= EXERCISE DIRECTIONS =
Write out the full set of records exactly. Any pictures in them do not belong in the copy.

---*---

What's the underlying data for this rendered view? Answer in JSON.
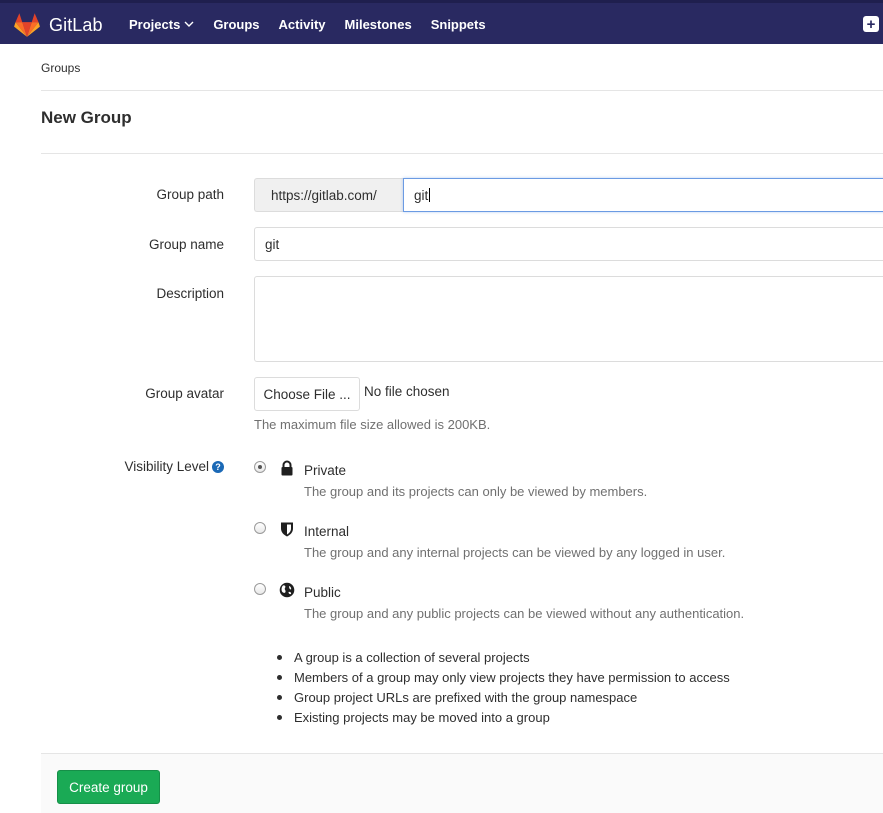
{
  "navbar": {
    "brand": "GitLab",
    "links": [
      "Projects",
      "Groups",
      "Activity",
      "Milestones",
      "Snippets"
    ],
    "plus_icon": "+"
  },
  "breadcrumb": "Groups",
  "page_title": "New Group",
  "form": {
    "group_path": {
      "label": "Group path",
      "prefix": "https://gitlab.com/",
      "value": "git"
    },
    "group_name": {
      "label": "Group name",
      "value": "git"
    },
    "description": {
      "label": "Description",
      "value": ""
    },
    "avatar": {
      "label": "Group avatar",
      "button": "Choose File ...",
      "status": "No file chosen",
      "help": "The maximum file size allowed is 200KB."
    },
    "visibility": {
      "label": "Visibility Level",
      "help_icon": "?",
      "options": [
        {
          "title": "Private",
          "desc": "The group and its projects can only be viewed by members.",
          "icon": "lock-icon",
          "checked": true
        },
        {
          "title": "Internal",
          "desc": "The group and any internal projects can be viewed by any logged in user.",
          "icon": "shield-icon",
          "checked": false
        },
        {
          "title": "Public",
          "desc": "The group and any public projects can be viewed without any authentication.",
          "icon": "globe-icon",
          "checked": false
        }
      ]
    },
    "notes": [
      "A group is a collection of several projects",
      "Members of a group may only view projects they have permission to access",
      "Group project URLs are prefixed with the group namespace",
      "Existing projects may be moved into a group"
    ],
    "submit": "Create group"
  },
  "colors": {
    "navbar": "#292961",
    "submit": "#1aaa55",
    "help_icon": "#1b69b6"
  }
}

---*---

= RESULT OF THE EXERCISE =
What's the underlying data for this rendered view? Answer in JSON.
{
  "navbar": {
    "brand": "GitLab",
    "links": [
      "Projects",
      "Groups",
      "Activity",
      "Milestones",
      "Snippets"
    ],
    "plus_icon": "+"
  },
  "breadcrumb": "Groups",
  "page_title": "New Group",
  "form": {
    "group_path": {
      "label": "Group path",
      "prefix": "https://gitlab.com/",
      "value": "git"
    },
    "group_name": {
      "label": "Group name",
      "value": "git"
    },
    "description": {
      "label": "Description",
      "value": ""
    },
    "avatar": {
      "label": "Group avatar",
      "button": "Choose File ...",
      "status": "No file chosen",
      "help": "The maximum file size allowed is 200KB."
    },
    "visibility": {
      "label": "Visibility Level",
      "help_icon": "?",
      "options": [
        {
          "title": "Private",
          "desc": "The group and its projects can only be viewed by members.",
          "icon": "lock-icon",
          "checked": true
        },
        {
          "title": "Internal",
          "desc": "The group and any internal projects can be viewed by any logged in user.",
          "icon": "shield-icon",
          "checked": false
        },
        {
          "title": "Public",
          "desc": "The group and any public projects can be viewed without any authentication.",
          "icon": "globe-icon",
          "checked": false
        }
      ]
    },
    "notes": [
      "A group is a collection of several projects",
      "Members of a group may only view projects they have permission to access",
      "Group project URLs are prefixed with the group namespace",
      "Existing projects may be moved into a group"
    ],
    "submit": "Create group"
  },
  "colors": {
    "navbar": "#292961",
    "submit": "#1aaa55",
    "help_icon": "#1b69b6"
  }
}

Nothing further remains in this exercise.